* 練習課題 *
1 - 本文では、おとうちゃんは何歳を超えたと書かれているか。
2 - 本文で、結婚してから起きたこととして挙げられているものをすべて書き出してください。
3 - 本文のうち、「結婚してから、おとうちゃんの」を含む語句から始めて「はじめは、「えーっ、わたしがまだまだ子どもやしー。そんなに欲しくないしー」」の後で止め、その部分をそのまま返せ。

* 対象本文 *
————————

おかあちゃんが悲しいと、ウチも悲しいのニャ。
おかあちゃんは、子どもがいなくて悲しいのやて。
結婚してから、おとうちゃんの失業やら、仕事の忙しさやら、じーじやばーばの病気やら、いろんなことがあって、
赤ちゃん産むチャンスなかったんやて。
はじめは欲しくなかったから、それでもよかったけど、
だんだん悲しくなってきたんやて。
けど、もうおかあちゃんも40近くなってきたし、
おとうちゃんは45超えたし、じーじやばーばたちも、ますます病気をしたりして大変やから、
もう子どもは産まへん、って、決めたんやて。
なんべんもなんべんも考えて、いっぱい泣いて、決めたんやて。
けど、いっつもヨソのおばちゃんたちに言われるんやて。
「なんで子ども産まへんの」って。
はじめは、「えーっ、わたしがまだまだ子どもやしー。そんなに欲しくないしー」
って、笑って答えてたんやて。
いちいち「カテイノジジョウ」とかいうのを説明したり、
カワイソウぶるのイヤやったからなんやて。
そのうち40にもなったら、誰もそんなん言わんようになるわー、って
おかあちゃん、よう笑って言うてはった。
けど、やっぱりまだ言われるんやて。
「女として生まれたからには、子どもひとりは産まんと」って。
一回り以上も下の若いママさんにまで「めめさんの老後は寂しいですね」って
しみじみ哀れんだように言われるんやて。

————————

(データファイルの一部)
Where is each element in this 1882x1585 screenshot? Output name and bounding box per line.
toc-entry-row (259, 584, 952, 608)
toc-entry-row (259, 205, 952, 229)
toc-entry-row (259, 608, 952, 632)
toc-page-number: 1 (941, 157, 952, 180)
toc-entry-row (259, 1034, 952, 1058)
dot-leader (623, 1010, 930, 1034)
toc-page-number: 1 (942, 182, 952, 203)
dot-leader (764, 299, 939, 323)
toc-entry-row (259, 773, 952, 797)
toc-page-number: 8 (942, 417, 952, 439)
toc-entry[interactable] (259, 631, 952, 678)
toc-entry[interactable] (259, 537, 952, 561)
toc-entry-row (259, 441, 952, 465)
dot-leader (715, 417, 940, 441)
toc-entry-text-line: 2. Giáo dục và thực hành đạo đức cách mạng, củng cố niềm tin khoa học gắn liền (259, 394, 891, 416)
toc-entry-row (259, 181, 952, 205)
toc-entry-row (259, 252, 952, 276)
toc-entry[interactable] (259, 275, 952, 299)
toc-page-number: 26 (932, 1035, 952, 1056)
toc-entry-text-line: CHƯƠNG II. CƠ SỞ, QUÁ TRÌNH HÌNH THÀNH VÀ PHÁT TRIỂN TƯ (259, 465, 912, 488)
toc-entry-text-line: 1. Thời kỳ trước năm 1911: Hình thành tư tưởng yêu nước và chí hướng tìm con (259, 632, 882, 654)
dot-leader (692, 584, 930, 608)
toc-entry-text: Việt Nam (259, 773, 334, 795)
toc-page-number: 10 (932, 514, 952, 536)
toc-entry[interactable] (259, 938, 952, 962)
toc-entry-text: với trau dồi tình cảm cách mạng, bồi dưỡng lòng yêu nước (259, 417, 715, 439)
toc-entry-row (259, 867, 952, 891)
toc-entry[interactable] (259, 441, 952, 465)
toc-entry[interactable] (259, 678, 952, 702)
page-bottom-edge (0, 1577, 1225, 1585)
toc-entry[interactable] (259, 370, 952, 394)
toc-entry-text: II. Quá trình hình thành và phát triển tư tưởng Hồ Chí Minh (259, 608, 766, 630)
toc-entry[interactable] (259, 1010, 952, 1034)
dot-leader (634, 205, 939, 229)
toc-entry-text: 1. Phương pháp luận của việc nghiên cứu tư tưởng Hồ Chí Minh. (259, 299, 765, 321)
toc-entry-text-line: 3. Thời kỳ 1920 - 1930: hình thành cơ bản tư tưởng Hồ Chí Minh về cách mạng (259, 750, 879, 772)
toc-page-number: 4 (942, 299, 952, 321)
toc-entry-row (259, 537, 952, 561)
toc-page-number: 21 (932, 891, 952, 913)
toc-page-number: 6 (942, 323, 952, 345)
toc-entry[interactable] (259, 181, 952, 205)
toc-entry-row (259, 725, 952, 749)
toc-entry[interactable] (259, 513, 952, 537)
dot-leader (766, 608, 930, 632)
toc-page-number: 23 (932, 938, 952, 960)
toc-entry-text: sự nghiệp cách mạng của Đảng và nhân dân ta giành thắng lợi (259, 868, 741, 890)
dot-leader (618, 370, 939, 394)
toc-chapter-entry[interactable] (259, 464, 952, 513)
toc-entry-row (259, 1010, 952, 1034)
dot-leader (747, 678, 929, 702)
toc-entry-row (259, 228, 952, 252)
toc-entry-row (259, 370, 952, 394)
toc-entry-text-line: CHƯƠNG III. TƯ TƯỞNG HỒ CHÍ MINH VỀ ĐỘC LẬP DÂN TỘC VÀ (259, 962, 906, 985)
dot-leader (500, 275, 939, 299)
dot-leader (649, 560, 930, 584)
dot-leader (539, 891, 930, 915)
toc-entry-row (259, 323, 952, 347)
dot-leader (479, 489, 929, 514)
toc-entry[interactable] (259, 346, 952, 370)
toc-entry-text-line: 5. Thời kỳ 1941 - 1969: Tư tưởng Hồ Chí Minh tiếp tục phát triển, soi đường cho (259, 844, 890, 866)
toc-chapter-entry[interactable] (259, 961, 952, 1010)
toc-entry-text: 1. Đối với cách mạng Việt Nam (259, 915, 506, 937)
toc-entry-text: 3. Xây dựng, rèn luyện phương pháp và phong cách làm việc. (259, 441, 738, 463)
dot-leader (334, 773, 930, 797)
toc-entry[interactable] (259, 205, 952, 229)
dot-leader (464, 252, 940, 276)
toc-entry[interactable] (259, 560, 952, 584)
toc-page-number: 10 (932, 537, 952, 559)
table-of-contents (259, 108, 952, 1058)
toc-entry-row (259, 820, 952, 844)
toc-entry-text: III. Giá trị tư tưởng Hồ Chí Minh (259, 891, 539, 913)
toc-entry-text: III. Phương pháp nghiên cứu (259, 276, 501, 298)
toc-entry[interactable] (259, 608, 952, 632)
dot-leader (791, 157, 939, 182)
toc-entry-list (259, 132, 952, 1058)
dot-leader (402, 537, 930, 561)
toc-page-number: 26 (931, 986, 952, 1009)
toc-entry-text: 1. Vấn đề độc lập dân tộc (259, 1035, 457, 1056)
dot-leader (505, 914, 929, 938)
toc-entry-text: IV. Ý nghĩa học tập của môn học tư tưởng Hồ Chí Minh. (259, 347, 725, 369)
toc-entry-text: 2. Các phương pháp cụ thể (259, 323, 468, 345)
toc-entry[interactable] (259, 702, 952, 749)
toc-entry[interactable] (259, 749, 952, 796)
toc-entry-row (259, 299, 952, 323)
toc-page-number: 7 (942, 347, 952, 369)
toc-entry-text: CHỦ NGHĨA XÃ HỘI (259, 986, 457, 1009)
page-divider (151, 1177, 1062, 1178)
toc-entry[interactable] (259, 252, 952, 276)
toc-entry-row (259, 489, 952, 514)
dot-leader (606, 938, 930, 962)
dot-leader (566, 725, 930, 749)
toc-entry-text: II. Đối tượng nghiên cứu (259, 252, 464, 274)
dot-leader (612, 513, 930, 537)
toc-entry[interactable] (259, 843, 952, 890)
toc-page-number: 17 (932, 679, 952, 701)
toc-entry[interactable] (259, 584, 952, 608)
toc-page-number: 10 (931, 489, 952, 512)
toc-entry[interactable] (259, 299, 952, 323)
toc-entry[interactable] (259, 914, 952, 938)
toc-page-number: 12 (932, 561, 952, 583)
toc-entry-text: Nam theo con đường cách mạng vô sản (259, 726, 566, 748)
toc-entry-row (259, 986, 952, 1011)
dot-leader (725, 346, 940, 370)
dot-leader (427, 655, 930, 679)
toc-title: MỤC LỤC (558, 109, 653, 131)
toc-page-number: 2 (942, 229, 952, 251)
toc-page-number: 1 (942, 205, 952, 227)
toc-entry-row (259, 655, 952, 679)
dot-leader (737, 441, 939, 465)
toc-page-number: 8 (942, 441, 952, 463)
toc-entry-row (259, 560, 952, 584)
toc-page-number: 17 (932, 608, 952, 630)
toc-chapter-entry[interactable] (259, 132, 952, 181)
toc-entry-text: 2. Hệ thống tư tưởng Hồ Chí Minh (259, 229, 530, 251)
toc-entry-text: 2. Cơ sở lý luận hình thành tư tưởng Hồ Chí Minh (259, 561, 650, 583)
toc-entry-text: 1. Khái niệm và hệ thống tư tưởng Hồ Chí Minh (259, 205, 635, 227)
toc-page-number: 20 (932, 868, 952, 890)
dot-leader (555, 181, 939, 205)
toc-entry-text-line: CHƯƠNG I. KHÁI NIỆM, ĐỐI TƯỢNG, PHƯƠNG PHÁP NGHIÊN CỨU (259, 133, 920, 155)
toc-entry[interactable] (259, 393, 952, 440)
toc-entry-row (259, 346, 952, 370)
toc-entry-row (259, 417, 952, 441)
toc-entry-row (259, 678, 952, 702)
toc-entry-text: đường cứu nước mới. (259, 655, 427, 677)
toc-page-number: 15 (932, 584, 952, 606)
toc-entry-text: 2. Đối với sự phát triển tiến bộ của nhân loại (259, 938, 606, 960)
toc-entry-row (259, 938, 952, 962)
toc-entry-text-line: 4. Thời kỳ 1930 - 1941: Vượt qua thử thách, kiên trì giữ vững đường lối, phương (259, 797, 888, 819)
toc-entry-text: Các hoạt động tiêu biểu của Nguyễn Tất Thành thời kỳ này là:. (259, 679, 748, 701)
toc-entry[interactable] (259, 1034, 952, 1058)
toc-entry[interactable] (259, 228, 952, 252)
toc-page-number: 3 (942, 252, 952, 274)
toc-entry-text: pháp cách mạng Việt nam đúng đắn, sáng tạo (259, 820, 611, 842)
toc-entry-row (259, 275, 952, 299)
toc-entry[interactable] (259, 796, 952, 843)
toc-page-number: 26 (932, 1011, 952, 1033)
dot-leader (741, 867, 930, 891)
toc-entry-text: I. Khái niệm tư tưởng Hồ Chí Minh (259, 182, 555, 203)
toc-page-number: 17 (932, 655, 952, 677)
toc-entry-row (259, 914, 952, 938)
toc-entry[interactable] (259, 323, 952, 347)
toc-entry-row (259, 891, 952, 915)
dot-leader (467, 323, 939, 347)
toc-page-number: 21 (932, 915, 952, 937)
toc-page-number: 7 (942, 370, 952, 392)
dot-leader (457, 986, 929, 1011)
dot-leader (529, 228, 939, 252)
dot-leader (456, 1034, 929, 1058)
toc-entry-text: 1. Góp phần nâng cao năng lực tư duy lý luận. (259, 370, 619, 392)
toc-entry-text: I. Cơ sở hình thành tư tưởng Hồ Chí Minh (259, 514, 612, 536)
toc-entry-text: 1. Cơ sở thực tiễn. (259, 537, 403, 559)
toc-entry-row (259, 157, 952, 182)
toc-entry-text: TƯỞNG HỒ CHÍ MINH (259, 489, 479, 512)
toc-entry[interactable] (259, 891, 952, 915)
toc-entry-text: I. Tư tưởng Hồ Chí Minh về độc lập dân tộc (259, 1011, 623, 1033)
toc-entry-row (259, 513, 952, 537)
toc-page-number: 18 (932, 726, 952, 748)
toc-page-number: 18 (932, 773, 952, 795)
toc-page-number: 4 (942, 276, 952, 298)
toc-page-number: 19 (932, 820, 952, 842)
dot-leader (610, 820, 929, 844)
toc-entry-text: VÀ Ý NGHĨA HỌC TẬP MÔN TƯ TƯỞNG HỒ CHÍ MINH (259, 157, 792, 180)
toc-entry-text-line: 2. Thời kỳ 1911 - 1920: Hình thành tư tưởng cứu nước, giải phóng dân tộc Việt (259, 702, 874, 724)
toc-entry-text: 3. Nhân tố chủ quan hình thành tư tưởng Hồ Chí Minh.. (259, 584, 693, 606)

————————

* 課題の解答 *
1 - 45歳

2 - おとうちゃんの失業、仕事の忙しさ、じーじやばーばの病気

3 -
結婚してから、おとうちゃんの失業やら、仕事の忙しさやら、じーじやばーばの病気やら、いろんなことがあって、
赤ちゃん産むチャンスなかったんやて。
はじめは欲しくなかったから、それでもよかったけど、
だんだん悲しくなってきたんやて。
けど、もうおかあちゃんも40近くなってきたし、
おとうちゃんは45超えたし、じーじやばーばたちも、ますます病気をしたりして大変やから、
もう子どもは産まへん、って、決めたんやて。
なんべんもなんべんも考えて、いっぱい泣いて、決めたんやて。
けど、いっつもヨソのおばちゃんたちに言われるんやて。
「なんで子ども産まへんの」って。
はじめは、「えーっ、わたしがまだまだ子どもやしー。そんなに欲しくないしー」